**Information supplied**
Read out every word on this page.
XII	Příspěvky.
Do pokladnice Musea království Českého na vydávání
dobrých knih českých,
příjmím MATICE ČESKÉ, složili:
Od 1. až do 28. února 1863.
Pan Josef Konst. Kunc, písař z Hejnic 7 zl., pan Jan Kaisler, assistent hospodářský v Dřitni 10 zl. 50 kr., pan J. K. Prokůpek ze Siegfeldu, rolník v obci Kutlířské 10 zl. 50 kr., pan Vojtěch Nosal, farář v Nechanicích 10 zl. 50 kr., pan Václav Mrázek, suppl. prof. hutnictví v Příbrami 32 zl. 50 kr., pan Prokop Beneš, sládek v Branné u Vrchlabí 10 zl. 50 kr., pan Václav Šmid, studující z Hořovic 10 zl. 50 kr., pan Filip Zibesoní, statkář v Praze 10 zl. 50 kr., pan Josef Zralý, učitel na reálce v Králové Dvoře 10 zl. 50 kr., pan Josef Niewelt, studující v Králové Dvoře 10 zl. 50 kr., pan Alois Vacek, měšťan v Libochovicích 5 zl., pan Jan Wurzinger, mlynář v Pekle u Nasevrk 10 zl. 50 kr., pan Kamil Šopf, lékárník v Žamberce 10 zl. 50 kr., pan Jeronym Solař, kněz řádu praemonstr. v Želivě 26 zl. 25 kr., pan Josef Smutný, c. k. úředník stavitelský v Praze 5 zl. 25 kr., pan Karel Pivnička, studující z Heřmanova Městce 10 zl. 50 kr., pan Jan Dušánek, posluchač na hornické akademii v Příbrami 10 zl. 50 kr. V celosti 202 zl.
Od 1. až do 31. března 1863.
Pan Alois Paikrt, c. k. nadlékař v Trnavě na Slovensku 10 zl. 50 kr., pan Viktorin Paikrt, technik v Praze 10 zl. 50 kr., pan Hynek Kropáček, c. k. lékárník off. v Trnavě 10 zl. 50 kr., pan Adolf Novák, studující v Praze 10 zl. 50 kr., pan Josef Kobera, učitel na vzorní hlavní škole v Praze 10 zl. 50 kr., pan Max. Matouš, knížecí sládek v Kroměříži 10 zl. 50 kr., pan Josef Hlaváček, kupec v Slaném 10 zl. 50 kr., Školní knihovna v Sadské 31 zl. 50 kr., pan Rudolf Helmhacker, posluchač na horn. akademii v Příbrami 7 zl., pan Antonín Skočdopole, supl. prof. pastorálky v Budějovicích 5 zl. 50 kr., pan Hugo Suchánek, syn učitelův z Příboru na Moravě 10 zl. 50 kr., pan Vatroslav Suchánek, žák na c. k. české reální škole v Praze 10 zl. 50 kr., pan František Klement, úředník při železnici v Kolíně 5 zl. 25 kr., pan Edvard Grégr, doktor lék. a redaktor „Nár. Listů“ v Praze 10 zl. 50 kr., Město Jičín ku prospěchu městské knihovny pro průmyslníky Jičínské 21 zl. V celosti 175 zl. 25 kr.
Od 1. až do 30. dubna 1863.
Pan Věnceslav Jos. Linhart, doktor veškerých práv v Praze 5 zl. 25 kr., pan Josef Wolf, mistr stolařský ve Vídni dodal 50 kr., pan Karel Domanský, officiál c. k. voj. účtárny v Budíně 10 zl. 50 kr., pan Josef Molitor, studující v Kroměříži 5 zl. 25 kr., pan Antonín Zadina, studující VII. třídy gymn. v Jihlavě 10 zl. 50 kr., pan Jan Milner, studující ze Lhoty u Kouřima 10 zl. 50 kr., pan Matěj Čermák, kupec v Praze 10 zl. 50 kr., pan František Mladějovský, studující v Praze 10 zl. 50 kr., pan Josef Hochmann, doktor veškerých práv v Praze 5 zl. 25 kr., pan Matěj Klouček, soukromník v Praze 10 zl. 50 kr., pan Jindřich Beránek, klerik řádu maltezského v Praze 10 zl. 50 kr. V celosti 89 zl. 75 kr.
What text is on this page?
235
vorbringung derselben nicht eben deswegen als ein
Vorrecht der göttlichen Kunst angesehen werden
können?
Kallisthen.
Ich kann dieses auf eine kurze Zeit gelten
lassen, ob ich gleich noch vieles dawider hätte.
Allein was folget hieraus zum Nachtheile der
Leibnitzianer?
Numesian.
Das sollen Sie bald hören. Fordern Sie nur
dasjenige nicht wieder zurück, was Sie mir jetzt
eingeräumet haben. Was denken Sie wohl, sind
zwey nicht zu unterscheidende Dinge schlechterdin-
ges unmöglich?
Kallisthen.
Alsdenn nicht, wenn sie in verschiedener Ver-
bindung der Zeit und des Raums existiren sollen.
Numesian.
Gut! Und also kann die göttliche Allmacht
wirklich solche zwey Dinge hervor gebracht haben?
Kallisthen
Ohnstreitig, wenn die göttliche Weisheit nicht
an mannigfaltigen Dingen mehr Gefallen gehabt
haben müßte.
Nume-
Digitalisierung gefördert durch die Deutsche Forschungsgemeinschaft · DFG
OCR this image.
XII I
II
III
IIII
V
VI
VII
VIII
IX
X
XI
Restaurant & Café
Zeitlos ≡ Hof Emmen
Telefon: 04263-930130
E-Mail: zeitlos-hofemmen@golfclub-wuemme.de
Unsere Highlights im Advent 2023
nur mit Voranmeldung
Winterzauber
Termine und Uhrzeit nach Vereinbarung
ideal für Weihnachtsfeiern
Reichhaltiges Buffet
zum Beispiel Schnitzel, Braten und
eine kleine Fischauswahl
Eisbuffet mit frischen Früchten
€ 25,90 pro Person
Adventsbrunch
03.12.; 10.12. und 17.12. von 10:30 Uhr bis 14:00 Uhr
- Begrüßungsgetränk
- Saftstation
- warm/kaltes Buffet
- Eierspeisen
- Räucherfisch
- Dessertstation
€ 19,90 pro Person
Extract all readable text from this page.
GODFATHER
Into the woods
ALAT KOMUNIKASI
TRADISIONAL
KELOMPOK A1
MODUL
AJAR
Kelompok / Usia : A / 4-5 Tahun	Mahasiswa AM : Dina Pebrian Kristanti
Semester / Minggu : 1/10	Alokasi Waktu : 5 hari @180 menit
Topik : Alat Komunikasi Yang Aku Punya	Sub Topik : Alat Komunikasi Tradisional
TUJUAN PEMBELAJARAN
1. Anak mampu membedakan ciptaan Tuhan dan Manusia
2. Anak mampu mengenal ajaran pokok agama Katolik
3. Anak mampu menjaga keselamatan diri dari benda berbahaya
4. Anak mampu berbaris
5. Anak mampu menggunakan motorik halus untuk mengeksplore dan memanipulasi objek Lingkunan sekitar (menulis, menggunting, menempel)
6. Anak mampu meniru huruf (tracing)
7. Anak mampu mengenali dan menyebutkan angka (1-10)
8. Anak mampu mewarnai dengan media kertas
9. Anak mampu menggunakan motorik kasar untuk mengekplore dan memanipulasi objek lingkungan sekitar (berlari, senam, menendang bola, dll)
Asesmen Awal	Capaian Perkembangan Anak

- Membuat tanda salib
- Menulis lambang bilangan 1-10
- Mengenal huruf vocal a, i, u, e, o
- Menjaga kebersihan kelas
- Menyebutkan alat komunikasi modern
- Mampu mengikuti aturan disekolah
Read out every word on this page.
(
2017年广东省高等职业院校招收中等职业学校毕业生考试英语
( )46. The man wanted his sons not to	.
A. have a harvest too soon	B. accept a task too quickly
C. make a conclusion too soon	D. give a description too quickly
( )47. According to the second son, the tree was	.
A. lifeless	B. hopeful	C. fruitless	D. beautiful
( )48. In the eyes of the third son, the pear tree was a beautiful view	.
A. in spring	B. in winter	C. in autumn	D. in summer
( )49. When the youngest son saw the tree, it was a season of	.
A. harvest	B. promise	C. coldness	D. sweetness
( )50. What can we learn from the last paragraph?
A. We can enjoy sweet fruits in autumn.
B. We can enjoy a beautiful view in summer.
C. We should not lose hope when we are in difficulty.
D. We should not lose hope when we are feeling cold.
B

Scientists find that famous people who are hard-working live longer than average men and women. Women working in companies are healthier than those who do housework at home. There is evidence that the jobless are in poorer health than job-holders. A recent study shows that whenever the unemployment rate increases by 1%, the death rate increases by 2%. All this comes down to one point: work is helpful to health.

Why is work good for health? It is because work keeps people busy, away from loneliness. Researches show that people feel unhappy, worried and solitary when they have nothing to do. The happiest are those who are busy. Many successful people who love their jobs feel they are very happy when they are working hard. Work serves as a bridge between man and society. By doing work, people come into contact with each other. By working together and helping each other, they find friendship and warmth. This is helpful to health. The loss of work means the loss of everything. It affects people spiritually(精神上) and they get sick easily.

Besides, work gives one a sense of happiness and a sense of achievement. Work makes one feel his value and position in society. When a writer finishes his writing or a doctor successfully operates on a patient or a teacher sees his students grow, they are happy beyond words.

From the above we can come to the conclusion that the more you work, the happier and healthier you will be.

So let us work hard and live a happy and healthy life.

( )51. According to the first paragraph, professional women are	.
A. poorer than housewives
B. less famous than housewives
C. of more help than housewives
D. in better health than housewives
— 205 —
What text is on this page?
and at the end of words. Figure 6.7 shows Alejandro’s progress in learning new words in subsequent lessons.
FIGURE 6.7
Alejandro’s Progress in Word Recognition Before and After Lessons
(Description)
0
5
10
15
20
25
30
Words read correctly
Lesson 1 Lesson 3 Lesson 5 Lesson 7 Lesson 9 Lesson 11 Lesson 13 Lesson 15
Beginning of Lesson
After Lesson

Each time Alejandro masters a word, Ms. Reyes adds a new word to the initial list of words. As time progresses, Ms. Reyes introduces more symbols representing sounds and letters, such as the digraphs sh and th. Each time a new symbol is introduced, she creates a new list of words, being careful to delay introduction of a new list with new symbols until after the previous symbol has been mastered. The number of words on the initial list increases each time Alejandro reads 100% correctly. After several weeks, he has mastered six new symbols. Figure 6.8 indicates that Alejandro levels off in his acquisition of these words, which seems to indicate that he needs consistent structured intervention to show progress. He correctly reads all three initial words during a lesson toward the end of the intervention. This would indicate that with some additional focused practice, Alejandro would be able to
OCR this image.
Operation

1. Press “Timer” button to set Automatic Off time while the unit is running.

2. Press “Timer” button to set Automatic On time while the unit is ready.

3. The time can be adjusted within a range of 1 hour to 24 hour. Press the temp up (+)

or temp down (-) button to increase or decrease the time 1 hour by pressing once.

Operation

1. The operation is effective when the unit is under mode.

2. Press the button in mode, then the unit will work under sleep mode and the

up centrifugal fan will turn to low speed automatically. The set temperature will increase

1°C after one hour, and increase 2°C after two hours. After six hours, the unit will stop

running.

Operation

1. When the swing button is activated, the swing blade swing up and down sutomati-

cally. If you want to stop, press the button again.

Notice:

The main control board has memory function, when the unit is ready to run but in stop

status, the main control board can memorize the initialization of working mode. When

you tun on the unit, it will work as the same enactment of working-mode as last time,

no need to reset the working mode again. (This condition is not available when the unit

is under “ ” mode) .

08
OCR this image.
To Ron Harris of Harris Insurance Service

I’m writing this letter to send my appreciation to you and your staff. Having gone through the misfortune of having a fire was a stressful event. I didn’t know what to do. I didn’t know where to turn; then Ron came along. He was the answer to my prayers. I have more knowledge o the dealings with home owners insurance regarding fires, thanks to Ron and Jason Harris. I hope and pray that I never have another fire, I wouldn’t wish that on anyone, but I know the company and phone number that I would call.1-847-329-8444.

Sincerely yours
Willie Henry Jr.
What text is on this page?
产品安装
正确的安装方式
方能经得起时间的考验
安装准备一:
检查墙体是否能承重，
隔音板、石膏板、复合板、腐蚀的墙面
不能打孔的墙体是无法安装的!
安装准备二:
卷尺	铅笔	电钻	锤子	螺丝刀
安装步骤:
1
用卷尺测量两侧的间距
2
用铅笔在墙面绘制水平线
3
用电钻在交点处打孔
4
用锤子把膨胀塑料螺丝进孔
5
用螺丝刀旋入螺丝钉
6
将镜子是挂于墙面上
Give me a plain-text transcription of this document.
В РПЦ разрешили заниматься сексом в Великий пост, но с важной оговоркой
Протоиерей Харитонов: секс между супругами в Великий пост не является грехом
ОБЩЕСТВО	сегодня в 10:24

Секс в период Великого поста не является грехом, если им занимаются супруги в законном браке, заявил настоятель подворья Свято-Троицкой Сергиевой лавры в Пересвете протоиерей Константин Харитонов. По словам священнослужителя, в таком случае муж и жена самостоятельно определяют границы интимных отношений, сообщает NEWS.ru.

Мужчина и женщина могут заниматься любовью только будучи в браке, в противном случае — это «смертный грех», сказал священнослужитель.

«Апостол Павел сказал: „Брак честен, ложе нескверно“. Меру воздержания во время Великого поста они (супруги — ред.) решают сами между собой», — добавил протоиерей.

**Written instruction**
In the records above, find each line with the word "have" and copy it.

**Reply**
A. have a harvest too soon	B. accept a task too quickly
Why is work good for health? It is because work keeps people busy, away from loneliness. Researches show that people feel unhappy, worried and solitary when they have nothing to do. The happiest are those who are busy. Many successful people who love their jobs feel they are very happy when they are working hard. Work serves as a bridge between man and society. By doing work, people come into contact with each other. By working together and helping each other, they find friendship and warmth. This is helpful to health. The loss of work means the loss of everything. It affects people spiritually(精神上) and they get sick easily.
I’m writing this letter to send my appreciation to you and your staff. Having gone through the misfortune of having a fire was a stressful event. I didn’t know what to do. I didn’t know where to turn; then Ron came along. He was the answer to my prayers. I have more knowledge o the dealings with home owners insurance regarding fires, thanks to Ron and Jason Harris. I hope and pray that I never have another fire, I wouldn’t wish that on anyone, but I know the company and phone number that I would call.1-847-329-8444.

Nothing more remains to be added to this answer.